▸ **TASK TO COMPLETE**:
Copy all lines below exactly as written. Leave pictures out.

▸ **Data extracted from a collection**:
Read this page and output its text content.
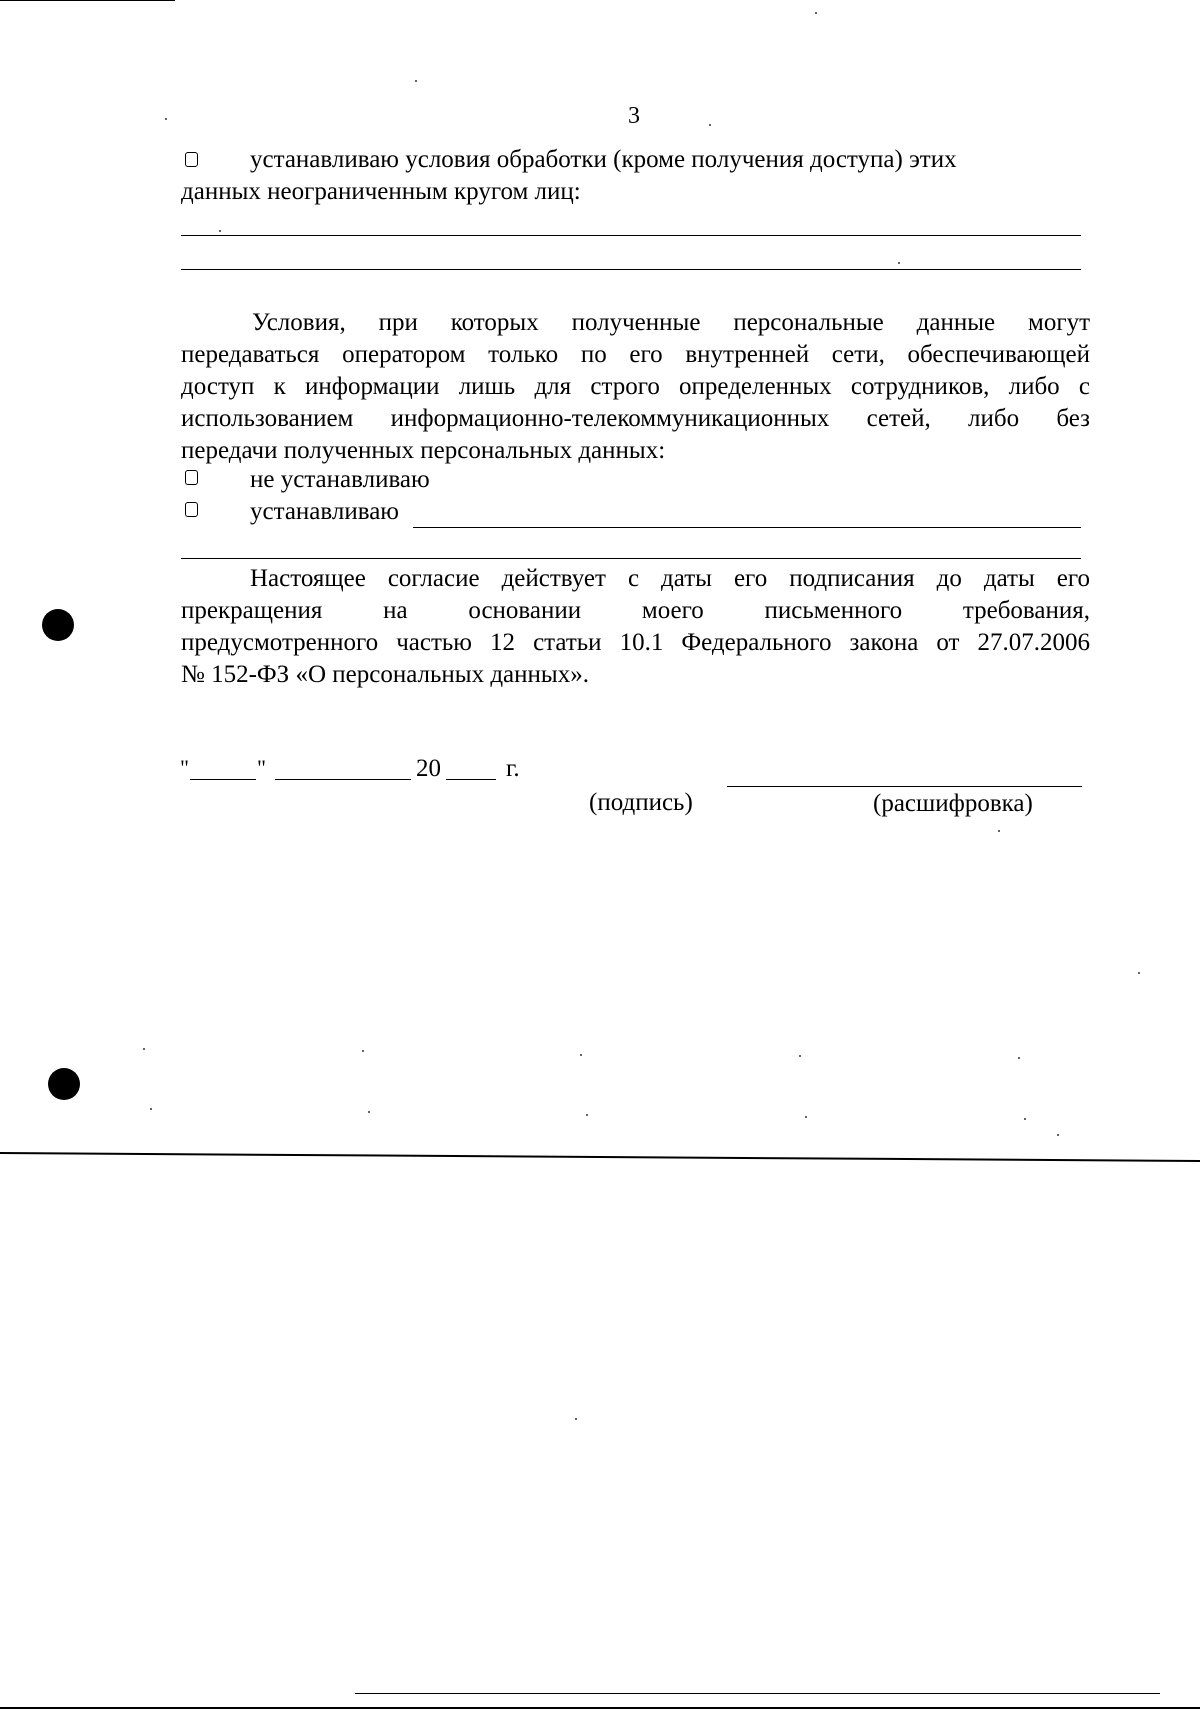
3
устанавливаю условия обработки (кроме получения доступа) этих
данных неограниченным кругом лиц:
Условия, при которых полученные персональные данные могут
передаваться оператором только по его внутренней сети, обеспечивающей
доступ к информации лишь для строго определенных сотрудников, либо с
использованием информационно-телекоммуникационных сетей, либо без
передачи полученных персональных данных:
не устанавливаю
устанавливаю
Настоящее согласие действует с даты его подписания до даты его
прекращения на основании моего письменного требования,
предусмотренного частью 12 статьи 10.1 Федерального закона от 27.07.2006
№ 152-ФЗ «О персональных данных».
"	"	20	г.
(подпись)	(расшифровка)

▸ **EXERCISE RESPONSE**:
Read this page and output its text content.
3
устанавливаю условия обработки (кроме получения доступа) этих
данных неограниченным кругом лиц:
Условия, при которых полученные персональные данные могут
передаваться оператором только по его внутренней сети, обеспечивающей
доступ к информации лишь для строго определенных сотрудников, либо с
использованием информационно-телекоммуникационных сетей, либо без
передачи полученных персональных данных:
не устанавливаю
устанавливаю
Настоящее согласие действует с даты его подписания до даты его
прекращения на основании моего письменного требования,
предусмотренного частью 12 статьи 10.1 Федерального закона от 27.07.2006
№ 152-ФЗ «О персональных данных».
"	"	20	г.
(подпись)	(расшифровка)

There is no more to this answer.